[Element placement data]
◆ ◆ ◆ ◆ ◆ ◆ ◆

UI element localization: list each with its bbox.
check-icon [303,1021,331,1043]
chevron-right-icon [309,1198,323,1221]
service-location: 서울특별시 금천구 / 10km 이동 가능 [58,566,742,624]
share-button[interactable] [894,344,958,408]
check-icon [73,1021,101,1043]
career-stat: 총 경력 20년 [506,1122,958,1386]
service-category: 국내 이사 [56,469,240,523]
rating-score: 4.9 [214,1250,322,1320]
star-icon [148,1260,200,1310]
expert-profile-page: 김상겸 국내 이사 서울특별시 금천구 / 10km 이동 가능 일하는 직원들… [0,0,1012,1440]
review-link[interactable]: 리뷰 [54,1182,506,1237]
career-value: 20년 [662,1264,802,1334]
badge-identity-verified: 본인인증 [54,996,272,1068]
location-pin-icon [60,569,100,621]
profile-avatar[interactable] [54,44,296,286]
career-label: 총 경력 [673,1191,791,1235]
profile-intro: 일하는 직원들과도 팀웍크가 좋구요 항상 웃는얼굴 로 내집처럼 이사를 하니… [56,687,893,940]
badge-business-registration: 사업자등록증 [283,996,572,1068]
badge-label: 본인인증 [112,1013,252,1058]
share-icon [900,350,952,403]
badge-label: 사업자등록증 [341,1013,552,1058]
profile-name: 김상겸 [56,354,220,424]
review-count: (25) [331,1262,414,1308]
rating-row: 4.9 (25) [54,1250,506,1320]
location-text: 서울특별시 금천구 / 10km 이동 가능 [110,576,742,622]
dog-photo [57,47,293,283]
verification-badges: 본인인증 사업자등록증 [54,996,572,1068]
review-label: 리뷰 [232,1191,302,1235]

◆ ◆ ◆ ◆ ◆ ◆ ◆

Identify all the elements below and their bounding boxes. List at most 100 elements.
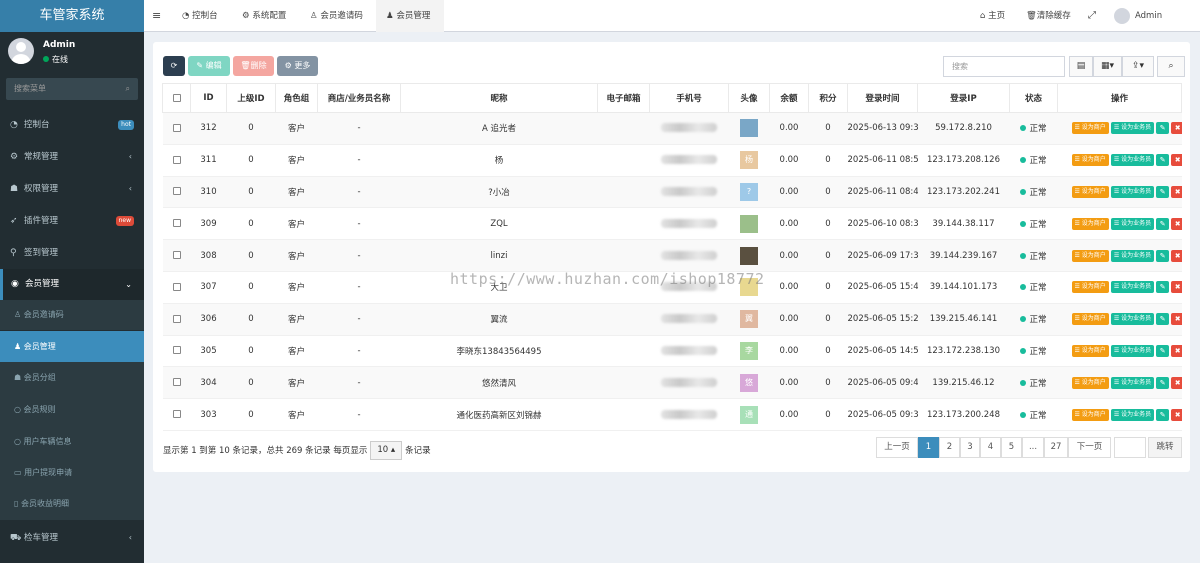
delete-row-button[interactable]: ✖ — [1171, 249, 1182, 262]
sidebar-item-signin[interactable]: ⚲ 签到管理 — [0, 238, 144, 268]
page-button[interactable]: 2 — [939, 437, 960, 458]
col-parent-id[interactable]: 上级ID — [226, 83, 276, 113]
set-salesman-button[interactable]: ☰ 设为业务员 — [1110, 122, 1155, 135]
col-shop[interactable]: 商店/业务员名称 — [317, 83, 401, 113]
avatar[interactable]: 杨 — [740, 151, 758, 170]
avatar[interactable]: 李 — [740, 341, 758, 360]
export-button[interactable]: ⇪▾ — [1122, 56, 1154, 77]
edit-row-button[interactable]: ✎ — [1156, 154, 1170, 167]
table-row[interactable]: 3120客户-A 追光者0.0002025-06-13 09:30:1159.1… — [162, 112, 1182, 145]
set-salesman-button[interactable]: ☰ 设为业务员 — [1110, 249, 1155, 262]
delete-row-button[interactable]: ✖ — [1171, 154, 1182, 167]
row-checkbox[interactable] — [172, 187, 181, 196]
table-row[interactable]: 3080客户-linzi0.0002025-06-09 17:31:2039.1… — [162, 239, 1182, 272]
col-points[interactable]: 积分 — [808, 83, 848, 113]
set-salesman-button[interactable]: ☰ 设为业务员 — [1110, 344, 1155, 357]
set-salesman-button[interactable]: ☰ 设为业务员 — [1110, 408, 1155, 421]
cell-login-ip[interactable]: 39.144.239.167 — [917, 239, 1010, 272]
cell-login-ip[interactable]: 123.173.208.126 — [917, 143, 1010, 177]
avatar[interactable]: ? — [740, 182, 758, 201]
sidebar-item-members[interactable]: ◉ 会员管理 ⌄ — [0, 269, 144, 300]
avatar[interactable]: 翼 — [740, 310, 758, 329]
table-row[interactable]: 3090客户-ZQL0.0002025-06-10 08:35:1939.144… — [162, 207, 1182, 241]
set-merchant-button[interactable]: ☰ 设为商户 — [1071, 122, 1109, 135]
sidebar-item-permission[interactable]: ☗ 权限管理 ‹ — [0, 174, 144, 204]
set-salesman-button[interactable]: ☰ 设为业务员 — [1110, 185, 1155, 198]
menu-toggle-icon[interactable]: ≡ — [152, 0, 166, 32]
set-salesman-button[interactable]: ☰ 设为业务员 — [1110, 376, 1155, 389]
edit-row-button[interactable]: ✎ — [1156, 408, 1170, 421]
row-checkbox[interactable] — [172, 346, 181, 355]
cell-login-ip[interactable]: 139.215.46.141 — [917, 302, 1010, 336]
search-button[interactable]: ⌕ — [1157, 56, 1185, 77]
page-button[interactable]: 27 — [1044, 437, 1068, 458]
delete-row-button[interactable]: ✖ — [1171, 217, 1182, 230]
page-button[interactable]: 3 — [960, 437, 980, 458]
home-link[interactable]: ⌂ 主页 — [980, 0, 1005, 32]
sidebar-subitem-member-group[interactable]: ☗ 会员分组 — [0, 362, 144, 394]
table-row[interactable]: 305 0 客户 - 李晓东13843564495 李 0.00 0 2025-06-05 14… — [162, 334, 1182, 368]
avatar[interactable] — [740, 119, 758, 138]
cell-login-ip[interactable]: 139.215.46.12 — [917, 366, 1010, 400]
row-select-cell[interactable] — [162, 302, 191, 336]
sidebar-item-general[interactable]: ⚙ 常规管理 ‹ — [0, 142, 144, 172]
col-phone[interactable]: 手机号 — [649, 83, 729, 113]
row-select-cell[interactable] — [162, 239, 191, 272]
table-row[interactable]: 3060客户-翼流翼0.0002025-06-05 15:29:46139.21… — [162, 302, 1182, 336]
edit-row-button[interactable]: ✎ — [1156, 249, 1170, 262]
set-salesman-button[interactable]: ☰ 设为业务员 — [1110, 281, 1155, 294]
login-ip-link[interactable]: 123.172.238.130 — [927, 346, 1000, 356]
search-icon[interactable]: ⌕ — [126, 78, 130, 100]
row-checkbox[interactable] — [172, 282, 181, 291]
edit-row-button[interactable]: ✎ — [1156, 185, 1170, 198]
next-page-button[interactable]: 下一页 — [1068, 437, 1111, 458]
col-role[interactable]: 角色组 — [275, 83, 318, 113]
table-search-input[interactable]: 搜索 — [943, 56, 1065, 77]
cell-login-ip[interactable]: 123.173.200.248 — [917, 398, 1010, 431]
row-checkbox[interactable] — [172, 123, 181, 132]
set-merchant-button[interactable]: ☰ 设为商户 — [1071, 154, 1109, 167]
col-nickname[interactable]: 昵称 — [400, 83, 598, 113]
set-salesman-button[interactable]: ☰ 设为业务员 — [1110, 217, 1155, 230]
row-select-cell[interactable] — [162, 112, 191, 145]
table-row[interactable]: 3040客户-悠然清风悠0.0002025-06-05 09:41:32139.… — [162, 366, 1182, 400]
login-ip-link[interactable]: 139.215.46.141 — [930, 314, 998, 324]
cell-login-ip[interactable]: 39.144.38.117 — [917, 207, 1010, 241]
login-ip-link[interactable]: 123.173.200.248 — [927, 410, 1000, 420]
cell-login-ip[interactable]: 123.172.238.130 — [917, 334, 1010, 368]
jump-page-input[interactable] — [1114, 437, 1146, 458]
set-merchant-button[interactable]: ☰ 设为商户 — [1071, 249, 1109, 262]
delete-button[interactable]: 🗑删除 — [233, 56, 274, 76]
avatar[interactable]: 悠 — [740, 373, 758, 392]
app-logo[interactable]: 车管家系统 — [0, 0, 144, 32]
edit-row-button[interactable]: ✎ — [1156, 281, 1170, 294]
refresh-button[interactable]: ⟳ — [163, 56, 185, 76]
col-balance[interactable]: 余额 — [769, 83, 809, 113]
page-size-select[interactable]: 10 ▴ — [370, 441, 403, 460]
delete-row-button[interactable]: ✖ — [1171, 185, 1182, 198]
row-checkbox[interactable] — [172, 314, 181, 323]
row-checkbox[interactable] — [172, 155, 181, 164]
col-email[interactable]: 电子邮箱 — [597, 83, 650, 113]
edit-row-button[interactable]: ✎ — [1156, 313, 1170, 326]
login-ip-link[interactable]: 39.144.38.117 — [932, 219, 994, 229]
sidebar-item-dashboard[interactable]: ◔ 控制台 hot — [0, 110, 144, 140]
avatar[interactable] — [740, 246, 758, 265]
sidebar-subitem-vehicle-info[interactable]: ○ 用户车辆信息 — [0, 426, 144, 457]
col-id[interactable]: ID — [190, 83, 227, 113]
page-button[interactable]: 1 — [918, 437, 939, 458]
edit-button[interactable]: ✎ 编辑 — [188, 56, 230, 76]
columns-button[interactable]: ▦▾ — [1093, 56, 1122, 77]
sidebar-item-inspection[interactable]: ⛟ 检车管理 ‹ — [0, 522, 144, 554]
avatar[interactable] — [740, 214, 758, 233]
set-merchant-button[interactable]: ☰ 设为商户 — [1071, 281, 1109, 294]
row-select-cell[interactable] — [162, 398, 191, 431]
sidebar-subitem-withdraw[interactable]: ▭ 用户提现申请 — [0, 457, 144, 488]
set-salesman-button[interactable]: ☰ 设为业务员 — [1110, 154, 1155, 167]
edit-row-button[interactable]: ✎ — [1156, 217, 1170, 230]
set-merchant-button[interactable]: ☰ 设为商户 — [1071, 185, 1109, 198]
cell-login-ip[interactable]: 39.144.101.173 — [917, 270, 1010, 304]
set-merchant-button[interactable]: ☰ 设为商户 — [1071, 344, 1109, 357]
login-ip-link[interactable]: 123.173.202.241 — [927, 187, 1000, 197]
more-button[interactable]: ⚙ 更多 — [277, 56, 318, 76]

◆ ◆ ◆ ◆ ◆ ◆ ◆

Your instructions: Please copy out the part that opens with the line containing "delete-row-button[interactable]: ✖ — [1171, 249, 1182, 262]" and closes with the line containing "delete-row-button[interactable]: ✖ — [1171, 154, 1182, 167]", swapping "set-salesman-button" for "assign-salesman-button". Keep everything else the same.

Reply to the task:
delete-row-button[interactable]: ✖ — [1171, 249, 1182, 262]
sidebar-item-signin[interactable]: ⚲ 签到管理 — [0, 238, 144, 268]
page-button[interactable]: 2 — [939, 437, 960, 458]
col-parent-id[interactable]: 上级ID — [226, 83, 276, 113]
assign-salesman-button[interactable]: ☰ 设为业务员 — [1110, 122, 1155, 135]
col-shop[interactable]: 商店/业务员名称 — [317, 83, 401, 113]
avatar[interactable]: 杨 — [740, 151, 758, 170]
avatar[interactable]: 李 — [740, 341, 758, 360]
export-button[interactable]: ⇪▾ — [1122, 56, 1154, 77]
edit-row-button[interactable]: ✎ — [1156, 154, 1170, 167]
table-row[interactable]: 3120客户-A 追光者0.0002025-06-13 09:30:1159.1… — [162, 112, 1182, 145]
assign-salesman-button[interactable]: ☰ 设为业务员 — [1110, 249, 1155, 262]
delete-row-button[interactable]: ✖ — [1171, 154, 1182, 167]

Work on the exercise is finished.